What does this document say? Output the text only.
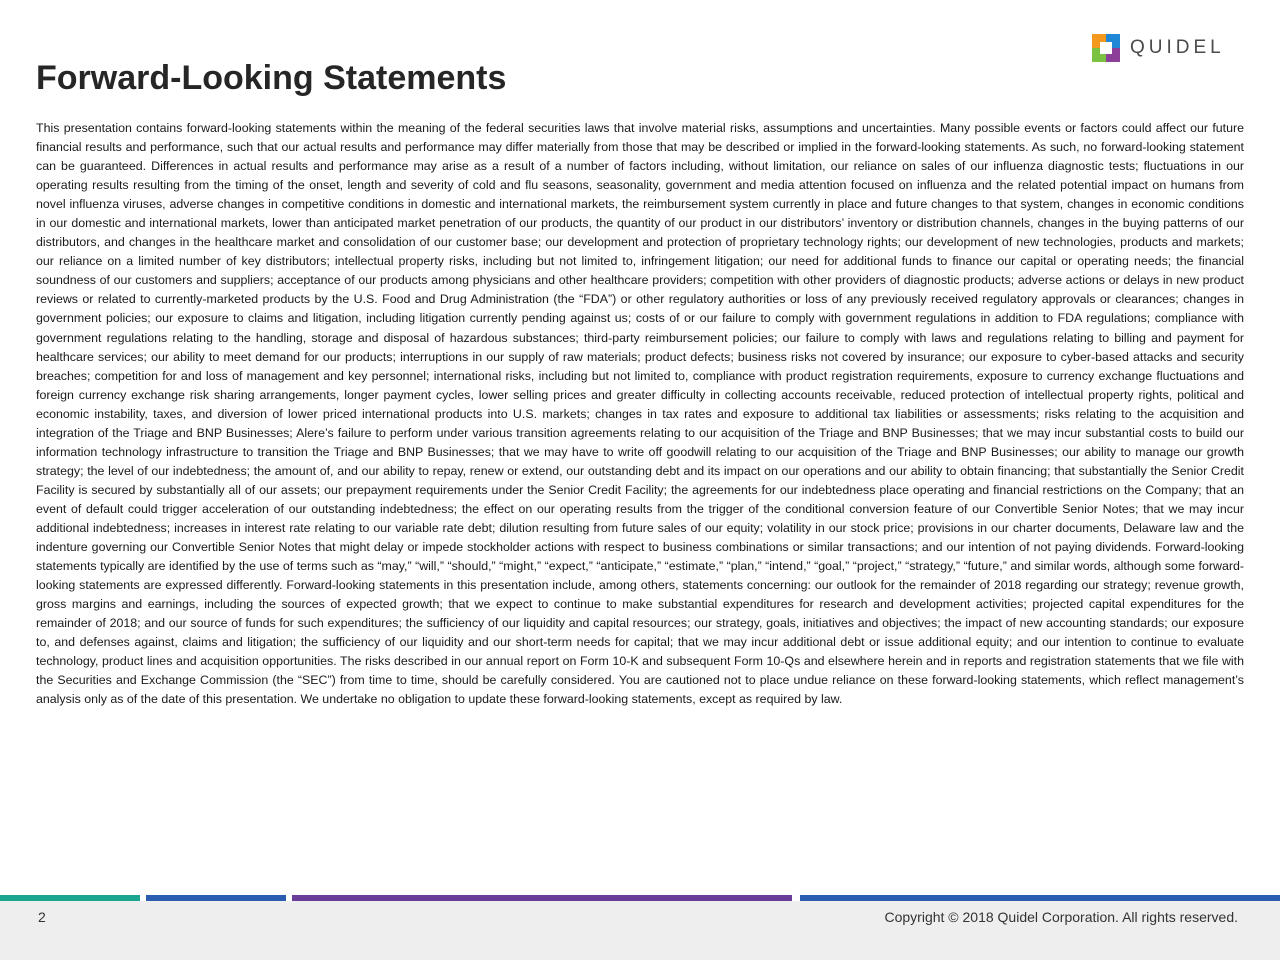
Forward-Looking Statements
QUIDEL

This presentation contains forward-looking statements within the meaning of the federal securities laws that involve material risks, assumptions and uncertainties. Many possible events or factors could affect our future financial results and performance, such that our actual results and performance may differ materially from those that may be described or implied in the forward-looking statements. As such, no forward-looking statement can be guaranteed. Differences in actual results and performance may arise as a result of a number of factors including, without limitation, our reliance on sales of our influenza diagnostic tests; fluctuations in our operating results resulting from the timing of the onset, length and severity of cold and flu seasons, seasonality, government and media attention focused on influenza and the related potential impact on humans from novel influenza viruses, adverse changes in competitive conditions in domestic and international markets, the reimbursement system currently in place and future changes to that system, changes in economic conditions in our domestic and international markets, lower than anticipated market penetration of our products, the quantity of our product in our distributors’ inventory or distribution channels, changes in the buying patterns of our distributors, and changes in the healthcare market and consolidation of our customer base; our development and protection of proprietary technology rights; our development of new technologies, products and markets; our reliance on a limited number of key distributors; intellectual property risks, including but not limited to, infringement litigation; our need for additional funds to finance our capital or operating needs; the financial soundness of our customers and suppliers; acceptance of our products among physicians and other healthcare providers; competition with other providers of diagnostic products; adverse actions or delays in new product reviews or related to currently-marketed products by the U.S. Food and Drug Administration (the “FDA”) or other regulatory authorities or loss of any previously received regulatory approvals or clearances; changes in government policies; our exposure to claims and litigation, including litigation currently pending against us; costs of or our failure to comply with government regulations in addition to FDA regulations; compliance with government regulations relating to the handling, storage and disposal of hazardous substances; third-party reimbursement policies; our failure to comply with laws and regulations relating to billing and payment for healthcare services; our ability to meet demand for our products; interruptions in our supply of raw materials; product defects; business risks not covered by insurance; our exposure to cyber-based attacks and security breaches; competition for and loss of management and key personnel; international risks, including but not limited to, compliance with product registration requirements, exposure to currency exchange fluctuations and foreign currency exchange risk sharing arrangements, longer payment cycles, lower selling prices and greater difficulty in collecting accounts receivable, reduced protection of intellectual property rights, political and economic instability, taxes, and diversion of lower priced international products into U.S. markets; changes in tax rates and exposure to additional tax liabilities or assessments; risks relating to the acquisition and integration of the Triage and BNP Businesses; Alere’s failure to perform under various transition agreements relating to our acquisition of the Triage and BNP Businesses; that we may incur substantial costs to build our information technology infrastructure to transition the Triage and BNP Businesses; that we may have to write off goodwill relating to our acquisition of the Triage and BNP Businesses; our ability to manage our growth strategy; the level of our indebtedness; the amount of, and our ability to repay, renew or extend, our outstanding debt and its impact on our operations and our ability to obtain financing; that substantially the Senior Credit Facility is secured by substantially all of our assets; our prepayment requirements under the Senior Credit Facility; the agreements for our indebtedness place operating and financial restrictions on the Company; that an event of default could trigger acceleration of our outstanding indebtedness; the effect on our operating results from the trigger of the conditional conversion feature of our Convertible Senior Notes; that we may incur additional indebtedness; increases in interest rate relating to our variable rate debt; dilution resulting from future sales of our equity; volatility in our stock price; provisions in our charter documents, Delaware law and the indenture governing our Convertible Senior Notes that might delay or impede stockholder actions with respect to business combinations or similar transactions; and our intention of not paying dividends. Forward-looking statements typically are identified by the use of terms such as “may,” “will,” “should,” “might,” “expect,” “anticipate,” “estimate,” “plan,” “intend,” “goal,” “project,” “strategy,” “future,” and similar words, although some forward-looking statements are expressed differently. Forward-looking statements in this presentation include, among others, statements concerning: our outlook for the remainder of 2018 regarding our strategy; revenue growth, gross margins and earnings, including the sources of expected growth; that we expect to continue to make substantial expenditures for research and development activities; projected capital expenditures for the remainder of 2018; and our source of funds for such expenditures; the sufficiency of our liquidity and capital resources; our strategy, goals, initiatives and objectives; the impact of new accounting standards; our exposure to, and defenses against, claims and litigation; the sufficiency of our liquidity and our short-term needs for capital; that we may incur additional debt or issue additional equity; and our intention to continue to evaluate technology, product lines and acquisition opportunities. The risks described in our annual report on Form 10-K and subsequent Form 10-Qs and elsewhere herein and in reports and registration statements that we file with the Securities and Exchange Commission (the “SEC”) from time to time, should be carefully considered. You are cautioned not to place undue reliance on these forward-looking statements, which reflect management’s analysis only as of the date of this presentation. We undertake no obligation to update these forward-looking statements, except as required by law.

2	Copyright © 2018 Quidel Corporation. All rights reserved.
---
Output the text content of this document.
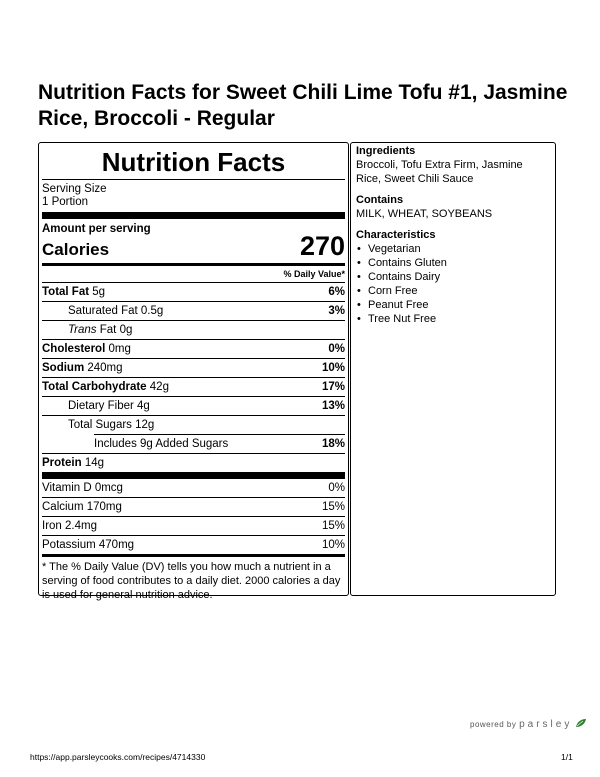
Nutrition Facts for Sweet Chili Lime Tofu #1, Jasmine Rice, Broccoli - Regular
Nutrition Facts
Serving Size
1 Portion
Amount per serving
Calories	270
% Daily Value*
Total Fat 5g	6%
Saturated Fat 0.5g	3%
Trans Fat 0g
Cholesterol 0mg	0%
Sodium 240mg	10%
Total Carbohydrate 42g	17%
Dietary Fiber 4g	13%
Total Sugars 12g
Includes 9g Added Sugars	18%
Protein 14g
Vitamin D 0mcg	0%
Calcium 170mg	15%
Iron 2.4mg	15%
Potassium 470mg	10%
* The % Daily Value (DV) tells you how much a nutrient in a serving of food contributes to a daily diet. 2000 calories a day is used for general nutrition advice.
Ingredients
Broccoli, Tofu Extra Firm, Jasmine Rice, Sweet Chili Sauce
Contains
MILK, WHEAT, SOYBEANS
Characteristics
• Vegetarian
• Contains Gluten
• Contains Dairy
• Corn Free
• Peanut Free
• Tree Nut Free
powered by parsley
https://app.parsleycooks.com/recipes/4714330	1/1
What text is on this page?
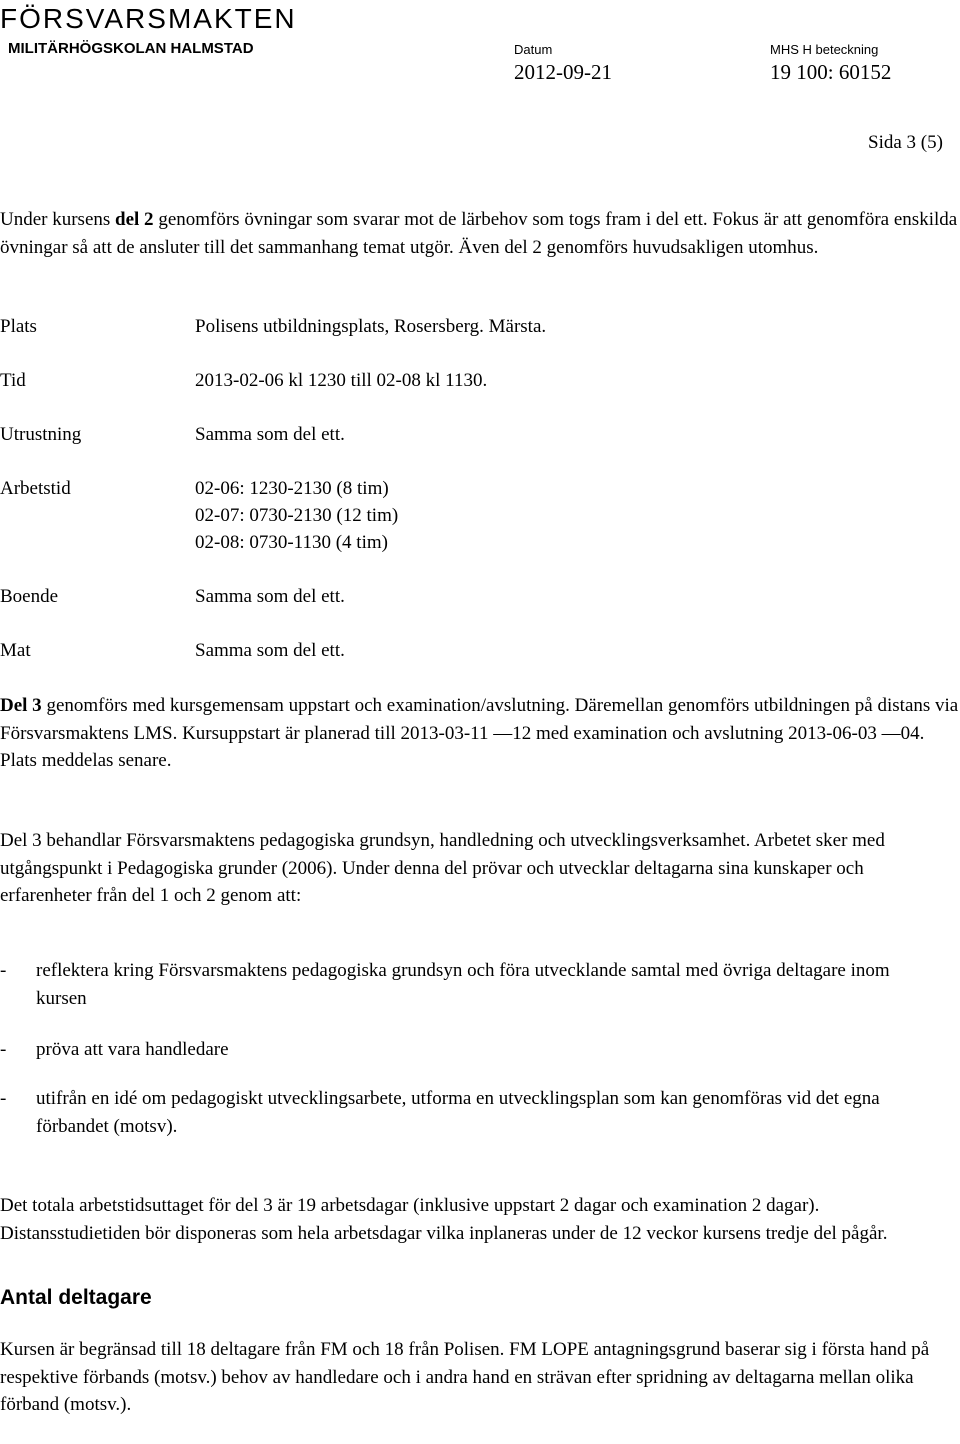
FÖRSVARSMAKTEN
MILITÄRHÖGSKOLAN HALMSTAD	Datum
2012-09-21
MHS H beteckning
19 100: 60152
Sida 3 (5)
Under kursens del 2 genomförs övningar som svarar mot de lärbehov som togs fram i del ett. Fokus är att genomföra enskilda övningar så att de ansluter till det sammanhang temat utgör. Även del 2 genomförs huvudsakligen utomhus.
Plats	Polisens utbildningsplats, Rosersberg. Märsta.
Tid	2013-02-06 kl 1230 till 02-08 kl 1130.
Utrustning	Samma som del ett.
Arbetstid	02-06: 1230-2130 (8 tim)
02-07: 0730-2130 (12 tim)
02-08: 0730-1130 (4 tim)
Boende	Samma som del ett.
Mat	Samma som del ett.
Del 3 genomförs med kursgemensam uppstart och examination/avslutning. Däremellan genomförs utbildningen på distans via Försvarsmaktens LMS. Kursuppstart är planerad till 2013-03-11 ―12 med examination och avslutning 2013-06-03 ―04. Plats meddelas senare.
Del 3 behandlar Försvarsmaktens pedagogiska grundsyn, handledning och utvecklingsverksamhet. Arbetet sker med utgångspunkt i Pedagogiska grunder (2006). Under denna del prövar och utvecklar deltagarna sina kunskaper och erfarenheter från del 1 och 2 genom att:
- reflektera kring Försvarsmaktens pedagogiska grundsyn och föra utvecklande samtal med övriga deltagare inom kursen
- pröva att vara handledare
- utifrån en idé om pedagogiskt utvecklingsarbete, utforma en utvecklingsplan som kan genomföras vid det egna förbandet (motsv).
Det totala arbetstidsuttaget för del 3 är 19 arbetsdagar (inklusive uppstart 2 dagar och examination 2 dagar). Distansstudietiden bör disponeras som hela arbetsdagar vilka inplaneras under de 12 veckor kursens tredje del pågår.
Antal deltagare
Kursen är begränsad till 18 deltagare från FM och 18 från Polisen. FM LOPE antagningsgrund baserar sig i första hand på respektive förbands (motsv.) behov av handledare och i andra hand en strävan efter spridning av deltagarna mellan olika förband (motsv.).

- **Task item**
Wherever the word "motsv" occurs in the data, copy that whole line.

- **Expected answer**
- utifrån en idé om pedagogiskt utvecklingsarbete, utforma en utvecklingsplan som kan genomföras vid det egna förbandet (motsv).
Kursen är begränsad till 18 deltagare från FM och 18 från Polisen. FM LOPE antagningsgrund baserar sig i första hand på respektive förbands (motsv.) behov av handledare och i andra hand en strävan efter spridning av deltagarna mellan olika förband (motsv.).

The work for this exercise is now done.